> [PROBLEM REQUIREMENTS]:
Filter the listing below, copying every line in which the word "Percentil" appears.

(Figure record listings)
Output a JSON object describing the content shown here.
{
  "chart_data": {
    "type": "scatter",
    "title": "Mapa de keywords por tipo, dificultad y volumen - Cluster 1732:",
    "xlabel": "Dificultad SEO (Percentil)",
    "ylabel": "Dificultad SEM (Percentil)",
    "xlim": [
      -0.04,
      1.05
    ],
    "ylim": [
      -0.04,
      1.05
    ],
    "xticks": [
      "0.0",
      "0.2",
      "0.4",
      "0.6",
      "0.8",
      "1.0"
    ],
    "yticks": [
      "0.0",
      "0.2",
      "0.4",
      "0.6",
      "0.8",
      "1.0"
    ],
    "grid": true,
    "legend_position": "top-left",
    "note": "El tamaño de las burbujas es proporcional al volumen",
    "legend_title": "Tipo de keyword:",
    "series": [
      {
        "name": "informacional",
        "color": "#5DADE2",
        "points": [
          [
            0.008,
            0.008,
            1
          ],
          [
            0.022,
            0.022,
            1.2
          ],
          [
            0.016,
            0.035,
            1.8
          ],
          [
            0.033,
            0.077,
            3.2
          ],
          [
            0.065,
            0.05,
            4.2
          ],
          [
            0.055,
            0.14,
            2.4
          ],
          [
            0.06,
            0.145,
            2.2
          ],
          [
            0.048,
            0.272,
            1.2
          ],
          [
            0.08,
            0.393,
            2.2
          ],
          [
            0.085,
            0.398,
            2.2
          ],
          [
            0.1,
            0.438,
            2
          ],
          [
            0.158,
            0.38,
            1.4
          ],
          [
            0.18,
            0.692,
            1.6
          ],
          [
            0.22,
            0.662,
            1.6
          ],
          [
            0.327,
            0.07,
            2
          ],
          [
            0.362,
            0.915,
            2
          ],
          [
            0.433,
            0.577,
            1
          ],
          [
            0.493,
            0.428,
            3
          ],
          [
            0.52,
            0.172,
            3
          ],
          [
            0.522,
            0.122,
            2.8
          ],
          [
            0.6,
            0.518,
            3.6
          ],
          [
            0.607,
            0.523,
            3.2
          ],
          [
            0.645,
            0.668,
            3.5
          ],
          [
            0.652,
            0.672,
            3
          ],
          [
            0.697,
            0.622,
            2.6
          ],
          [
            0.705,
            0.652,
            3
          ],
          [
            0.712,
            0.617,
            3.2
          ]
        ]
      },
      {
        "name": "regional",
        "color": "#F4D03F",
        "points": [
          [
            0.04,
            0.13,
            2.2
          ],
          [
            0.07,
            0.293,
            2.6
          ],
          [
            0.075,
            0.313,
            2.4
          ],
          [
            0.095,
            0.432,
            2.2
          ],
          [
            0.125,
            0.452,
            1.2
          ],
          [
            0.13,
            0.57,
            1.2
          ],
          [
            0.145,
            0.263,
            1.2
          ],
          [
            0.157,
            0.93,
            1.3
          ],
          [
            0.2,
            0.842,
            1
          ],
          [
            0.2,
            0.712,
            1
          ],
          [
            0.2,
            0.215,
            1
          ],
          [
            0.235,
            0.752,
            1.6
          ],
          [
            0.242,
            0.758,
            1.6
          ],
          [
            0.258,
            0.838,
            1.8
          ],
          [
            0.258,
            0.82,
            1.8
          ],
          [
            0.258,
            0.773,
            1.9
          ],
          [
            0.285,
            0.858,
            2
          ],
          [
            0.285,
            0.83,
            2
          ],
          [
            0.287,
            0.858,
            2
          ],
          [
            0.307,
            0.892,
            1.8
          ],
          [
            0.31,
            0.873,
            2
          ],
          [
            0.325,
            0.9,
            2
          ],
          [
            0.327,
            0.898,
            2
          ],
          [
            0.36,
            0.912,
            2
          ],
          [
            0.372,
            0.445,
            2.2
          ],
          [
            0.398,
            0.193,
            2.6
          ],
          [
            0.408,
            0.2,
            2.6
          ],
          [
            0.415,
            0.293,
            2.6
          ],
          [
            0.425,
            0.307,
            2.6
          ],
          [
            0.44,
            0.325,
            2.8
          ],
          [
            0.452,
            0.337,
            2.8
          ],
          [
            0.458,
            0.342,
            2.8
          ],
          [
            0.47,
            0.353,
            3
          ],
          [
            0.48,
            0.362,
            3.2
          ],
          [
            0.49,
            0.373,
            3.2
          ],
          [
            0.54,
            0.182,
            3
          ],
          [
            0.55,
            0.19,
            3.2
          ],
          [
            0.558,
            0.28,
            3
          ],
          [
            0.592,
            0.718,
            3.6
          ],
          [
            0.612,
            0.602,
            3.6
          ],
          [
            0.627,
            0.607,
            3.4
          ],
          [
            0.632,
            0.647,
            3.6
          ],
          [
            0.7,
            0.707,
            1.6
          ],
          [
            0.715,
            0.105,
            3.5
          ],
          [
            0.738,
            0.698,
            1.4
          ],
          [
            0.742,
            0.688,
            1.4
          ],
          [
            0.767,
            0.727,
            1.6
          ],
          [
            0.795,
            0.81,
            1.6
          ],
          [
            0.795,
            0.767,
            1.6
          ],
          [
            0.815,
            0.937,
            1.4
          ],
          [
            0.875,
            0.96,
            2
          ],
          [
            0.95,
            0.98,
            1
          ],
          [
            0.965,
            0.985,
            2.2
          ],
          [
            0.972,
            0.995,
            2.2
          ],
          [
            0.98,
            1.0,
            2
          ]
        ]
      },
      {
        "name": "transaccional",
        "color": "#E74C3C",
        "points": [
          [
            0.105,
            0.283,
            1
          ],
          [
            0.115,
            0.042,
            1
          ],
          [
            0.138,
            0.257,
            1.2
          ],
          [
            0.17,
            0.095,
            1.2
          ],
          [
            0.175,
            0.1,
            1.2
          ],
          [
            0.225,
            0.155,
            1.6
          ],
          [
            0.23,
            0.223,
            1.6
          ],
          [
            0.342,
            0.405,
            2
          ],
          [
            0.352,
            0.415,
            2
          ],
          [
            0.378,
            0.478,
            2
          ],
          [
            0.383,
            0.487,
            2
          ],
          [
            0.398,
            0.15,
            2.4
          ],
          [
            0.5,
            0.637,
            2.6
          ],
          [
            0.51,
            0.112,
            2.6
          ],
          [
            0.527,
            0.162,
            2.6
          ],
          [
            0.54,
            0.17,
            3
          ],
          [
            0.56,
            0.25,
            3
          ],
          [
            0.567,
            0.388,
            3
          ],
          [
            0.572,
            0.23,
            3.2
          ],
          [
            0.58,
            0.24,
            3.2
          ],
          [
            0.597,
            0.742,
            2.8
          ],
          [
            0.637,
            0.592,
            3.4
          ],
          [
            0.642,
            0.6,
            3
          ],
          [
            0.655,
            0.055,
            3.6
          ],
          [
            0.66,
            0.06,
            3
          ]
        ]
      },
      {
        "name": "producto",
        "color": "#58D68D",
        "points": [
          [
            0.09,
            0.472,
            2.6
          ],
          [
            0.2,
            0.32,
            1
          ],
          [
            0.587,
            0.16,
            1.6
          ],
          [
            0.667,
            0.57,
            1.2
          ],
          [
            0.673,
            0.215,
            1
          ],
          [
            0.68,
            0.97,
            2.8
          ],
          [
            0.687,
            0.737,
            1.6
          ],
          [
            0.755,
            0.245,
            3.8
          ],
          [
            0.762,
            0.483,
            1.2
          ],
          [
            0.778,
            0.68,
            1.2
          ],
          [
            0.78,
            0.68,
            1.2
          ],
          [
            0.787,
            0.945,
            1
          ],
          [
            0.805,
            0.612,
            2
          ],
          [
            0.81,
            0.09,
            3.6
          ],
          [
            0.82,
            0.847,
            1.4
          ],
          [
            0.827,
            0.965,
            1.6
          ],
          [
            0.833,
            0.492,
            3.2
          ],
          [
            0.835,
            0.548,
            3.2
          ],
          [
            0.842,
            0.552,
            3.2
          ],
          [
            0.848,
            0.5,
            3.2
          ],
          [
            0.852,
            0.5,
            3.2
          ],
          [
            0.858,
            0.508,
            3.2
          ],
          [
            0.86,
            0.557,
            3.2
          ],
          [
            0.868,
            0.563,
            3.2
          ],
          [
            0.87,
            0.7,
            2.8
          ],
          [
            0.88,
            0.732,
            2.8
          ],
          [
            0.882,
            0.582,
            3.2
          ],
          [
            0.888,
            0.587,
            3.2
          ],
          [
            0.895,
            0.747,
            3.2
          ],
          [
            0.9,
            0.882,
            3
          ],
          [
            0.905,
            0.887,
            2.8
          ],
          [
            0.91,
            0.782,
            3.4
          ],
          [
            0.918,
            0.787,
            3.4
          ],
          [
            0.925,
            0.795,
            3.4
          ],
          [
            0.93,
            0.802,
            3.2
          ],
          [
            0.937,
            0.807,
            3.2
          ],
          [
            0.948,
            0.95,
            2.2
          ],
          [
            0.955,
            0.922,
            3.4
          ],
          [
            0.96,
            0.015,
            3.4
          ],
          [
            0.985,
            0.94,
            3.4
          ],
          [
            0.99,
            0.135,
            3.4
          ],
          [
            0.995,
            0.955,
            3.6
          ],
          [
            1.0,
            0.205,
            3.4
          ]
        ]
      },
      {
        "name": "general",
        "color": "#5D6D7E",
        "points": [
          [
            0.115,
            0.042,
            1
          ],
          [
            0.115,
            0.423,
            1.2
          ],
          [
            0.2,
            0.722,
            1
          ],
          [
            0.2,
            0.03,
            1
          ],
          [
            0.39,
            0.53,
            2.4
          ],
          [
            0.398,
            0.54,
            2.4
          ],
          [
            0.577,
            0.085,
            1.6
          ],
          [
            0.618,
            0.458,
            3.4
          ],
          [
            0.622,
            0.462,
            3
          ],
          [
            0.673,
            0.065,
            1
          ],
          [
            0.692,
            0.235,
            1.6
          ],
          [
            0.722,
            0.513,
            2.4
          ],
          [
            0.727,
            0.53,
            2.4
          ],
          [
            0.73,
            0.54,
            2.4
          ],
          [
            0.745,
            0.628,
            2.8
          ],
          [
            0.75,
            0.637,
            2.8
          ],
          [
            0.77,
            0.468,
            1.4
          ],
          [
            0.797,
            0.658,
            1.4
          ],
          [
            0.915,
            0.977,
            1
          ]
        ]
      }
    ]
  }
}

> [RIGHT ANSWER]:
    "xlabel": "Dificultad SEO (Percentil)",
    "ylabel": "Dificultad SEM (Percentil)",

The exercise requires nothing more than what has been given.